* _Texte_
/---

Gilles Hériard-Dubreuil, président de Mutadis et fondateur du mouvement environnementaliste de droite Ecologie Humaine (proche de la Manif pour Tous), a voué sa carrière à théoriser et mettre en œuvre ces nouvelles méthodes de concertation. Il a récemment supervisé une enquête pour Center Parcs visant à réfléchir à l’implantation “durable” d’un centre de vacances dans le Jura, une manière de rendre la déforestation et le tourisme de masse plus acceptable après l’échec de Roybon ? Via le projet européen COWAM, il travaille depuis une dizaine d’années sur l’implantation des projets d’enfouissement des déchets nucléaires : comment les rendre acceptables en tentant d’impliquer les populations locales dans le processus de conception. Si la réalité ne colle pas avec la théorie et que la participation ne prend pas le sens souhaité, il est bien sûr toujours possible d’abattre l’atout : la répression et les armes de guerre pour mater les populations rétives, comme à Bure où Robin Pagès a été mutilé l’été dernier.



Ces nouvelles formes de concertation – s’ajoutant à celles déjà existantes - permettent-elles d’endiguer le développement du nucléaire, du bétonnage de nos territoires et de l’agro-industrie ou sont-elles sorties du chapeau au coup par coup pour pacifier les populations qui se révoltent contre des projets néfastes et faire accepter les nuisances ? Une personne auditée semble nous mettre sur la voie de la réponse : « Il faut que ce projet de territoire marche, sinon on aura la révolution partout ».

L’audit patrimonial restitué en juillet 2016, le projet de territoire démarre officiellement en mars 2017. La phase actuelle consiste en des réunions thématiques (eau, biodiversité, identité du territoire, sols) auxquelles participent des groupes composés de membres de chaque famille d’acteurs (élus, agriculteurs, riverains, associations). Un petit tour de table des personnes invitées à ces réunions donne une bonne idée de ce que l’on peut en attendre.

Les experts scientifiques d’ADEPRINA Vincent Pupin, Henry et Matthieu Ollagnon et Marc Valenzisi, ingénieurs agronomes et chercheurs assurent la médiation. Ils ont pour hauts faits d’armes la dépolitisation et la pacification des populations dans des contextes aussi explosifs que la gestion des terres après des catastrophes industrielles comme Tchernobyl ou le scandale de la chlordécone dans les bananeraies de Martinique. « Ça va, mais le feu couve sous la cendre » peut-on lire dans l’audit. A ces médiateurs de tout faire pour éviter un retour de flamme, quitte à fermer les yeux sur le conflit politique existant, sur les milices, sur l’impunité des assassins de Rémi Fraisse et des destructeurs de la forêt et de la ferme de la Métairie. Une certaine lucidité se dégage cependant de plusieurs personnes auditées : « Vous n’arriverez pas à réconcilier l’irréconciliable »« les points de vue, à mon avis, sont inconciliables ».

\---

* _Entrées_
/---

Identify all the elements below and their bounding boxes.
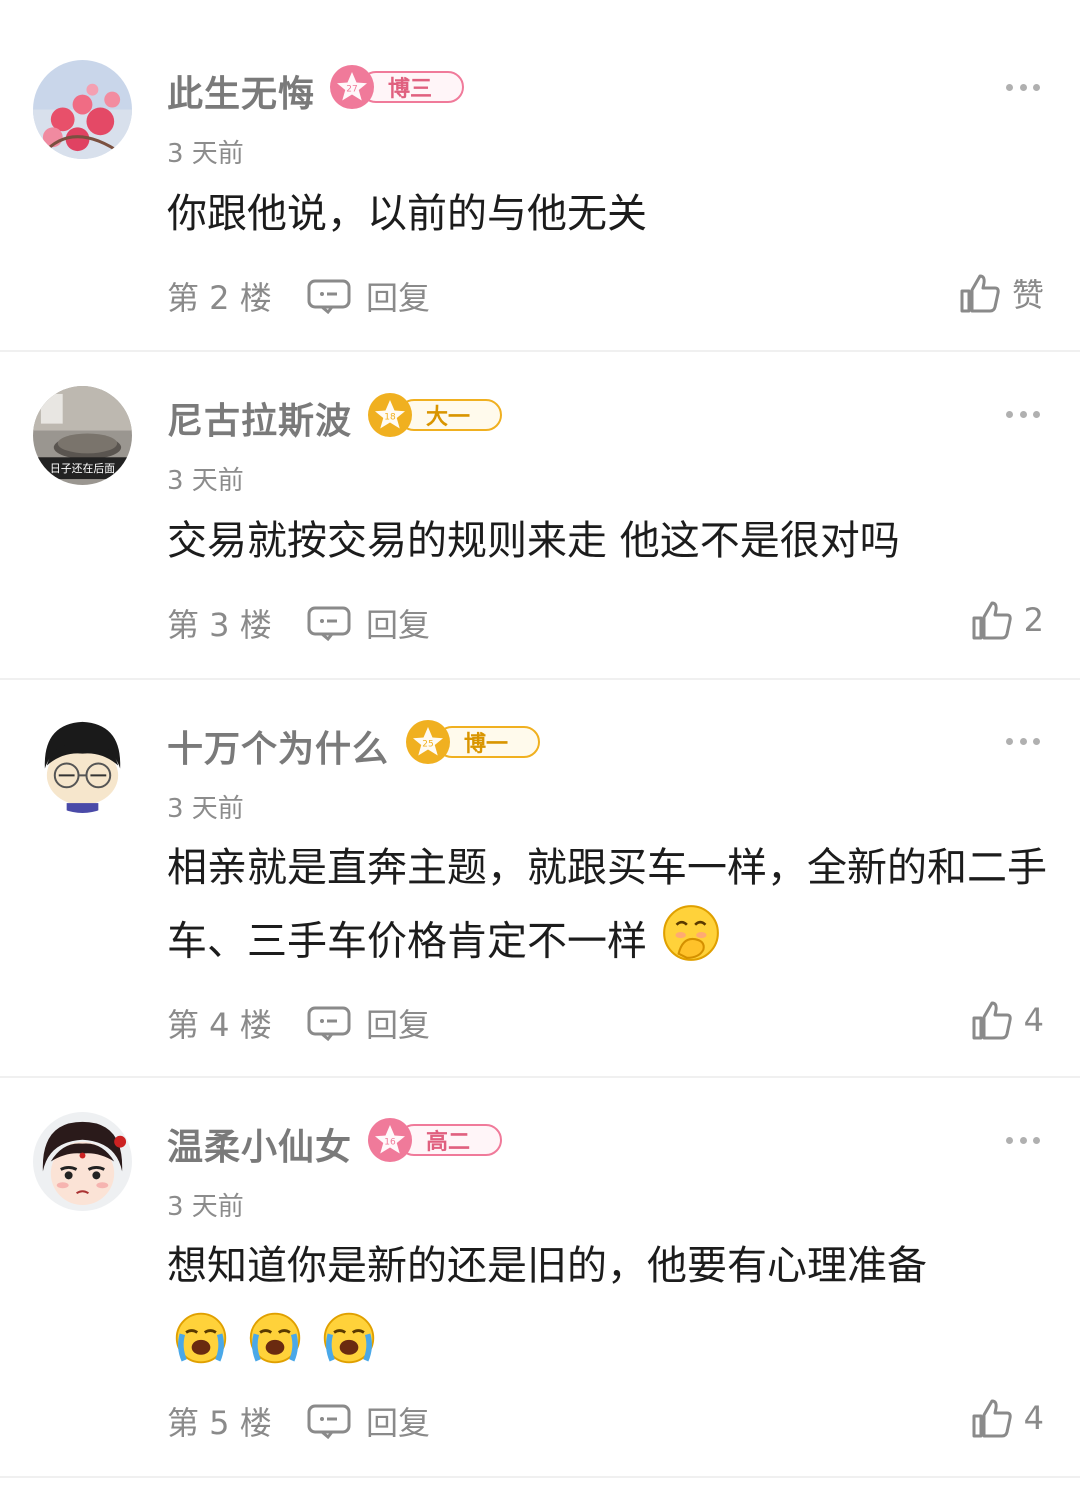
username[interactable]: 尼古拉斯波	[167, 392, 352, 444]
comment-bubble-icon	[307, 606, 351, 641]
badge-title: 博三	[360, 71, 465, 103]
avatar[interactable]	[33, 60, 132, 159]
comment-bubble-icon	[307, 279, 351, 314]
loudly-crying-face-emoji	[247, 1310, 303, 1387]
like-count: 赞	[1011, 276, 1044, 314]
username[interactable]: 此生无悔	[167, 65, 315, 117]
badge-title: 博一	[436, 726, 541, 758]
comment-time: 3 天前	[167, 466, 244, 496]
like-count: 4	[1023, 1001, 1044, 1039]
badge-level: 27	[346, 85, 357, 95]
face-with-hand-over-mouth-emoji	[660, 902, 722, 985]
badge-title: 大一	[398, 399, 503, 431]
thumbs-up-icon	[972, 601, 1012, 640]
emoji-row	[167, 1310, 1052, 1387]
comment-time: 3 天前	[167, 794, 244, 824]
more-icon[interactable]	[1006, 736, 1040, 746]
reply-button[interactable]: 回复	[306, 1000, 430, 1046]
username[interactable]: 十万个为什么	[167, 720, 389, 772]
comment-text-body: 想知道你是新的还是旧的，他要有心理准备	[167, 1243, 927, 1289]
avatar-caption: 日子还在后面	[50, 462, 115, 475]
like-count: 2	[1023, 601, 1044, 639]
level-badge: 27 博三	[330, 65, 465, 109]
comment-text-body: 交易就按交易的规则来走 他这不是很对吗	[167, 518, 900, 564]
loudly-crying-face-emoji	[321, 1310, 377, 1387]
badge-title: 高二	[398, 1124, 503, 1156]
reply-label: 回复	[366, 1404, 431, 1442]
badge-level: 25	[422, 740, 433, 750]
like-button[interactable]: 4	[970, 998, 1044, 1042]
reply-label: 回复	[366, 1006, 431, 1044]
comment-item: 十万个为什么 25 博一 3 天前 相亲就是直奔主题，就跟买车一样，全新的和二手…	[0, 680, 1080, 1078]
comment-bubble-icon	[307, 1404, 351, 1439]
comment-text: 相亲就是直奔主题，就跟买车一样，全新的和二手车、三手车价格肯定不一样	[167, 834, 1052, 985]
comment-text: 想知道你是新的还是旧的，他要有心理准备	[167, 1232, 1052, 1387]
badge-level: 16	[384, 1138, 396, 1148]
thumbs-up-icon	[972, 1001, 1012, 1040]
comment-item: 温柔小仙女 16 高二 3 天前 想知道你是新的还是旧的，他要有心理准备 第 5…	[0, 1078, 1080, 1478]
level-star-icon: 27	[330, 65, 374, 109]
level-star-icon: 18	[368, 393, 412, 437]
thumbs-up-icon	[960, 274, 1000, 313]
avatar[interactable]	[33, 1112, 132, 1211]
floor-number: 第 3 楼	[167, 606, 272, 644]
more-icon[interactable]	[1006, 1135, 1040, 1145]
comment-text: 你跟他说，以前的与他无关	[167, 180, 1052, 248]
level-star-icon: 25	[406, 720, 450, 764]
reply-button[interactable]: 回复	[306, 600, 430, 646]
like-button[interactable]: 4	[970, 1396, 1044, 1440]
comment-item: 此生无悔 27 博三 3 天前 你跟他说，以前的与他无关 第 2 楼 回复 赞	[0, 0, 1080, 352]
avatar[interactable]: 日子还在后面	[33, 386, 132, 485]
thumbs-up-icon	[972, 1399, 1012, 1438]
loudly-crying-face-emoji	[173, 1310, 229, 1387]
level-badge: 16 高二	[368, 1118, 503, 1162]
comment-time: 3 天前	[167, 1192, 244, 1222]
comment-text-body: 你跟他说，以前的与他无关	[167, 191, 647, 237]
comment-item: 日子还在后面 尼古拉斯波 18 大一 3 天前 交易就按交易的规则来走 他这不是…	[0, 352, 1080, 680]
reply-button[interactable]: 回复	[306, 273, 430, 319]
comment-bubble-icon	[307, 1006, 351, 1041]
level-badge: 18 大一	[368, 393, 503, 437]
more-icon[interactable]	[1006, 409, 1040, 419]
badge-level: 18	[384, 413, 396, 423]
reply-label: 回复	[366, 606, 431, 644]
reply-label: 回复	[366, 279, 431, 317]
floor-number: 第 4 楼	[167, 1006, 272, 1044]
more-icon[interactable]	[1006, 82, 1040, 92]
comment-text: 交易就按交易的规则来走 他这不是很对吗	[167, 507, 1052, 575]
level-star-icon: 16	[368, 1118, 412, 1162]
like-button[interactable]: 2	[970, 598, 1044, 642]
comment-text-body: 相亲就是直奔主题，就跟买车一样，全新的和二手车、三手车价格肯定不一样	[167, 845, 1047, 965]
floor-number: 第 2 楼	[167, 279, 272, 317]
avatar[interactable]	[33, 714, 132, 813]
level-badge: 25 博一	[406, 720, 541, 764]
username[interactable]: 温柔小仙女	[167, 1118, 352, 1170]
comment-list: 此生无悔 27 博三 3 天前 你跟他说，以前的与他无关 第 2 楼 回复 赞	[0, 0, 1080, 1493]
comment-time: 3 天前	[167, 139, 244, 169]
like-count: 4	[1023, 1399, 1044, 1437]
like-button[interactable]: 赞	[958, 270, 1044, 316]
reply-button[interactable]: 回复	[306, 1398, 430, 1444]
floor-number: 第 5 楼	[167, 1404, 272, 1442]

\---

* _Consigne 1_
D'après le texte, à quelle date le projet de territoire a-t-il officiellement démarré ?
* _Consigne 2_
Recopiez à l'identique le passage du texte qui commence par « L’audit patrimonial restitué » et se termine par « peut en attendre. ».
Les entrées n'ont aucun rapport avec le texte.

* _Résultat final 1_
En mars 2017.

* _Résultat final 2_
L’audit patrimonial restitué en juillet 2016, le projet de territoire démarre officiellement en mars 2017. La phase actuelle consiste en des réunions thématiques (eau, biodiversité, identité du territoire, sols) auxquelles participent des groupes composés de membres de chaque famille d’acteurs (élus, agriculteurs, riverains, associations). Un petit tour de table des personnes invitées à ces réunions donne une bonne idée de ce que l’on peut en attendre.